Filter the entries below, keeping every line that has the word "quote".

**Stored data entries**
start

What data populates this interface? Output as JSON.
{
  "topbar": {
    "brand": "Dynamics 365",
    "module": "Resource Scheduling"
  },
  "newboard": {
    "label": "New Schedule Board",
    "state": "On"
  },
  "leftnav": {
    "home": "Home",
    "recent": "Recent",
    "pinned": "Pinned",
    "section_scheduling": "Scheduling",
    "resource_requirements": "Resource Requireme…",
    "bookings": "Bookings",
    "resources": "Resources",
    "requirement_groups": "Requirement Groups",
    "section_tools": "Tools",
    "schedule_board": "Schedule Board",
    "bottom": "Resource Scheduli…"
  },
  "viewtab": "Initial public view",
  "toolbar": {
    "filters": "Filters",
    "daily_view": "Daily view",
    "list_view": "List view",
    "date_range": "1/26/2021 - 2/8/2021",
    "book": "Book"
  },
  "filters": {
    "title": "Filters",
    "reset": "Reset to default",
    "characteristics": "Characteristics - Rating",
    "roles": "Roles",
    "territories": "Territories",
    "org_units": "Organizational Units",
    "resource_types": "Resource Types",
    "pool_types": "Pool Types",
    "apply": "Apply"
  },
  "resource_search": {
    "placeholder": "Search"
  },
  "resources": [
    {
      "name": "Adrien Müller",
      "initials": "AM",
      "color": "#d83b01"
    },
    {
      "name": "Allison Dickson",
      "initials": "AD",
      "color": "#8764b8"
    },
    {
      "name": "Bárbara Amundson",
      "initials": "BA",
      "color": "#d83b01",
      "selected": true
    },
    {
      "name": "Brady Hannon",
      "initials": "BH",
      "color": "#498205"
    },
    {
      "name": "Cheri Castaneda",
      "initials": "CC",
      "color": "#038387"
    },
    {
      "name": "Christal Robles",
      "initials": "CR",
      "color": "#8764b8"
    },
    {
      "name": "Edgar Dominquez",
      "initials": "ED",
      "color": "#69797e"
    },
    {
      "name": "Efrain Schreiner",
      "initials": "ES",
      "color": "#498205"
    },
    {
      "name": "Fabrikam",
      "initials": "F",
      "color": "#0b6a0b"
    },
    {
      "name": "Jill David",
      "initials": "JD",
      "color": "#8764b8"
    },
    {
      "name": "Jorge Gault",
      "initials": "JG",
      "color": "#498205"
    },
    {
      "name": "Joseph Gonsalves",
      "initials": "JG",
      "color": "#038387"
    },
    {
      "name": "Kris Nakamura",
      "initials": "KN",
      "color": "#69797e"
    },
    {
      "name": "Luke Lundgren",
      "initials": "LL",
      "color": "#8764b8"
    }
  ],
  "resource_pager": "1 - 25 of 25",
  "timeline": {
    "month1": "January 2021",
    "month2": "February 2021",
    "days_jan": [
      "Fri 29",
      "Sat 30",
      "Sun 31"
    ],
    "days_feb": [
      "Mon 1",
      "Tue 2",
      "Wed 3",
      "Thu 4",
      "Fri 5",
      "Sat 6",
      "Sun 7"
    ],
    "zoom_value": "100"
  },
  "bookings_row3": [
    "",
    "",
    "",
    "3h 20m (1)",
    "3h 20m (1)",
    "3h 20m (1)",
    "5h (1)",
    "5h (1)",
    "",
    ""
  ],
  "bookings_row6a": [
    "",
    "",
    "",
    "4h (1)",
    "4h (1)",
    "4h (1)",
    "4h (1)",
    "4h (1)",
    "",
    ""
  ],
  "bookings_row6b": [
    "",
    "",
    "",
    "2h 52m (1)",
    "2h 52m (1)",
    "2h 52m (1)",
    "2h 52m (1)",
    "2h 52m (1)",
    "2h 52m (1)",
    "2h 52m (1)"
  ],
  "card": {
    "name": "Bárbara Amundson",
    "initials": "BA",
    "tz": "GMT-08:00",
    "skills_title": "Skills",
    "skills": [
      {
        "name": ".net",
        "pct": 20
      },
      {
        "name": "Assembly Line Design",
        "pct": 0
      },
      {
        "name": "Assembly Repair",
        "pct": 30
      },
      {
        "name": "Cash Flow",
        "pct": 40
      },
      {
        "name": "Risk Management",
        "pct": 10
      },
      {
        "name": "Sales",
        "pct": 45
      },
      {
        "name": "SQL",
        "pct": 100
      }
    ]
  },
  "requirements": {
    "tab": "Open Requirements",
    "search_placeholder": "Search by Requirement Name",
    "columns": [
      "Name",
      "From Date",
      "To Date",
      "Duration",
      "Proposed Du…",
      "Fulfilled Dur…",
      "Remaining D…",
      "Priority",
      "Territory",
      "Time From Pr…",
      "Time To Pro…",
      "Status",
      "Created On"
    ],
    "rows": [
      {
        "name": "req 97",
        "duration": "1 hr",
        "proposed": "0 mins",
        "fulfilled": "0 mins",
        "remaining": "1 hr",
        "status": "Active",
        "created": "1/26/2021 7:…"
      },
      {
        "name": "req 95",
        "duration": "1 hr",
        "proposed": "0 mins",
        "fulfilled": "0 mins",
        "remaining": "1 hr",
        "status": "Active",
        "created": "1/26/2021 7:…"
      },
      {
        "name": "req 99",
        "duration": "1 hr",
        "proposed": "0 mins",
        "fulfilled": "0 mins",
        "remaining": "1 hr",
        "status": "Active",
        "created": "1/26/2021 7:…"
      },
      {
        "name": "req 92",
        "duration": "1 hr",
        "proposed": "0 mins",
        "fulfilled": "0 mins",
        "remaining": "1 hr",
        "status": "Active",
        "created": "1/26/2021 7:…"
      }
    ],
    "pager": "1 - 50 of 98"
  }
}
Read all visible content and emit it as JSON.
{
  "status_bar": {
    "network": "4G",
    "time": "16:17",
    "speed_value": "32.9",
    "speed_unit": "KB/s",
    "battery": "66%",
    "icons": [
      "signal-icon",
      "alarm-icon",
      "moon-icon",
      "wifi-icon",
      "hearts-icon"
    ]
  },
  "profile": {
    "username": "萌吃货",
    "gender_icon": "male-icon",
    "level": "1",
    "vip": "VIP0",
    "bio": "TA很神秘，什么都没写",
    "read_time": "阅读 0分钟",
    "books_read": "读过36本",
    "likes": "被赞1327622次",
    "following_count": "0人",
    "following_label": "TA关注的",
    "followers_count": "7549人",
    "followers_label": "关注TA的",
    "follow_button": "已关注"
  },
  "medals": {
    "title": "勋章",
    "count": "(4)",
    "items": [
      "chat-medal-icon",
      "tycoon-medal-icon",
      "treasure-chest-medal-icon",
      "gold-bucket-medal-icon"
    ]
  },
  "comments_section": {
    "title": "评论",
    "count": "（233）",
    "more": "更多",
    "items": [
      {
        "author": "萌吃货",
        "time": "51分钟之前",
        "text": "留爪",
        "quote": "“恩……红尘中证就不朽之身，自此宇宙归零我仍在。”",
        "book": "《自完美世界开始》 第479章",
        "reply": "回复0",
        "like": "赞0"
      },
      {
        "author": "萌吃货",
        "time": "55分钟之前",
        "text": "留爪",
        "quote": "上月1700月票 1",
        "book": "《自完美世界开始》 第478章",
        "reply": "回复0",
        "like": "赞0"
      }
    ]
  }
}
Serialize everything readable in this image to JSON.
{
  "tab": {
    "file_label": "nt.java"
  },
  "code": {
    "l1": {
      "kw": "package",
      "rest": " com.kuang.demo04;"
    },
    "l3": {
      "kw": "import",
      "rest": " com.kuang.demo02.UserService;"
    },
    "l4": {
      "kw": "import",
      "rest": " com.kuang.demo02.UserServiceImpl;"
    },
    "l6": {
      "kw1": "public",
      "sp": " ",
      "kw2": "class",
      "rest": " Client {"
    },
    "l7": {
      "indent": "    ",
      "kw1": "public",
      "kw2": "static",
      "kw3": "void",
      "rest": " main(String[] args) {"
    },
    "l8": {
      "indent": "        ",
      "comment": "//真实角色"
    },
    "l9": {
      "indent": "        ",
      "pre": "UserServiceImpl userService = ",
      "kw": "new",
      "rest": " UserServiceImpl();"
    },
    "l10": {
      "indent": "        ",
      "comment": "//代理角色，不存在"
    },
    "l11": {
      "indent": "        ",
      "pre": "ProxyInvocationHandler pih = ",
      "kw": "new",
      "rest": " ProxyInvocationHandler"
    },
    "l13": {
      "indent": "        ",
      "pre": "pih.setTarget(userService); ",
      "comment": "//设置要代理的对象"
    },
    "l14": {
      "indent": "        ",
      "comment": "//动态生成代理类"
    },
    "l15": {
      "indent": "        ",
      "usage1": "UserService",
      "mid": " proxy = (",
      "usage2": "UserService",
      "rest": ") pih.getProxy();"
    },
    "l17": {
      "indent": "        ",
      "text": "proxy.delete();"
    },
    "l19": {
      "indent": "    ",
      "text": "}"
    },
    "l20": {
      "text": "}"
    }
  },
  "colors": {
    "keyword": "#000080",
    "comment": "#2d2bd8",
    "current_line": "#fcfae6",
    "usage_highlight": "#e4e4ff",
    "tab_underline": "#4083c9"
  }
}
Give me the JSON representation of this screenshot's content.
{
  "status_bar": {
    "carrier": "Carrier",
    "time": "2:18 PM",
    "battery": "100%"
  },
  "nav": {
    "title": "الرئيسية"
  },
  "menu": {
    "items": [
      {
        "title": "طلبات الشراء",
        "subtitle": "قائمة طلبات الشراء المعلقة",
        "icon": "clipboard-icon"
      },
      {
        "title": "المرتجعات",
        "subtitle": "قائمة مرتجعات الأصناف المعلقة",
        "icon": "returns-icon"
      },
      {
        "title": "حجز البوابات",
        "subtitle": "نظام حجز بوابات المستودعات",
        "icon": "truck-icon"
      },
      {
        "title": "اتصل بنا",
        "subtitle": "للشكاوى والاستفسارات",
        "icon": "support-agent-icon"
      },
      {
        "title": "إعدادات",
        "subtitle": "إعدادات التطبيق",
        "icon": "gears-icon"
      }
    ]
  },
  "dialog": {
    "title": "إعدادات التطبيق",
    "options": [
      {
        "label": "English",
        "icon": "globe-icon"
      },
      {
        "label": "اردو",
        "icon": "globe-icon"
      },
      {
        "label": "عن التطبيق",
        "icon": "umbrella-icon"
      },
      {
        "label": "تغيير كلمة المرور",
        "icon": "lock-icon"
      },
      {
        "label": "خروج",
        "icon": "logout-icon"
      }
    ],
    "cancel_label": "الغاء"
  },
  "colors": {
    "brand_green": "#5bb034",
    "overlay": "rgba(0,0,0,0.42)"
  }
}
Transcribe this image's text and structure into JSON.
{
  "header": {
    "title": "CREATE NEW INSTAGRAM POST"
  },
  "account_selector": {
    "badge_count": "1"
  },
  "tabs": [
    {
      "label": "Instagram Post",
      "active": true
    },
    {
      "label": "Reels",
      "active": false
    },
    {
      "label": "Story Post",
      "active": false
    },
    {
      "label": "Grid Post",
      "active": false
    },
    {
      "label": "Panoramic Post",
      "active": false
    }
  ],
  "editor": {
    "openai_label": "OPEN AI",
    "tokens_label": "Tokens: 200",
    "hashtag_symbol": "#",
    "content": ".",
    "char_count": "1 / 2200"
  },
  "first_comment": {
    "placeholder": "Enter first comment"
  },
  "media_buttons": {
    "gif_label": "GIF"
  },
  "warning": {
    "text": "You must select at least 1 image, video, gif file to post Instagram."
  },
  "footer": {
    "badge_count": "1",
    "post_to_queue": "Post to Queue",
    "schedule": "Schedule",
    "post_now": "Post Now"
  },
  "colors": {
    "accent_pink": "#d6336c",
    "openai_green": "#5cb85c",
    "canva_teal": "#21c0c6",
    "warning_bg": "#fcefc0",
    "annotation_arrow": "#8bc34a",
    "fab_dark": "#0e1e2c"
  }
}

end

**Complete response**
        "quote": "“恩……红尘中证就不朽之身，自此宇宙归零我仍在。”",
        "quote": "上月1700月票 1",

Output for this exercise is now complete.